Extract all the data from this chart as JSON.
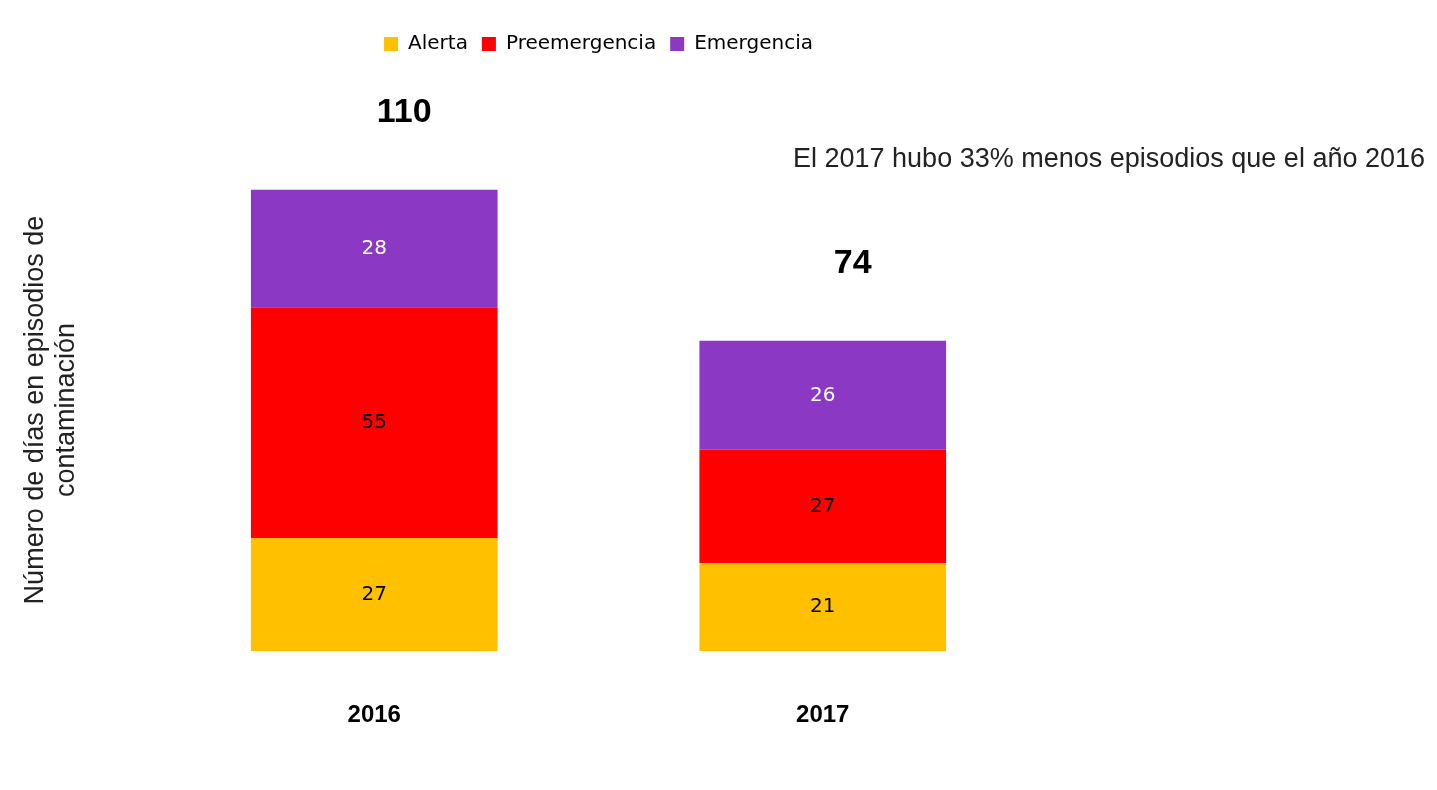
{
  "chart_data": {
    "type": "bar",
    "stacked": true,
    "categories": [
      "2016",
      "2017"
    ],
    "series": [
      {
        "name": "Alerta",
        "color": "#ffc000",
        "values": [
          27,
          21
        ]
      },
      {
        "name": "Preemergencia",
        "color": "#ff0000",
        "values": [
          55,
          27
        ]
      },
      {
        "name": "Emergencia",
        "color": "#8b39c4",
        "values": [
          28,
          26
        ]
      }
    ],
    "ylabel": "Número de días en episodios de contaminación",
    "totals": [
      "110",
      "74"
    ],
    "data_labels": true,
    "legend": "top",
    "grid": false,
    "tick_labels": "x",
    "annotations": [
      "El 2017 hubo 33% menos episodios que el año 2016"
    ]
  }
}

▸ AIM OF THE TASK
Without the pictures, retype the whole of the material above exactly.

▸ OUTPUT OF THE TASK
Extract all the data from this chart as JSON.
{
  "chart_data": {
    "type": "bar",
    "stacked": true,
    "categories": [
      "2016",
      "2017"
    ],
    "series": [
      {
        "name": "Alerta",
        "color": "#ffc000",
        "values": [
          27,
          21
        ]
      },
      {
        "name": "Preemergencia",
        "color": "#ff0000",
        "values": [
          55,
          27
        ]
      },
      {
        "name": "Emergencia",
        "color": "#8b39c4",
        "values": [
          28,
          26
        ]
      }
    ],
    "ylabel": "Número de días en episodios de contaminación",
    "totals": [
      "110",
      "74"
    ],
    "data_labels": true,
    "legend": "top",
    "grid": false,
    "tick_labels": "x",
    "annotations": [
      "El 2017 hubo 33% menos episodios que el año 2016"
    ]
  }
}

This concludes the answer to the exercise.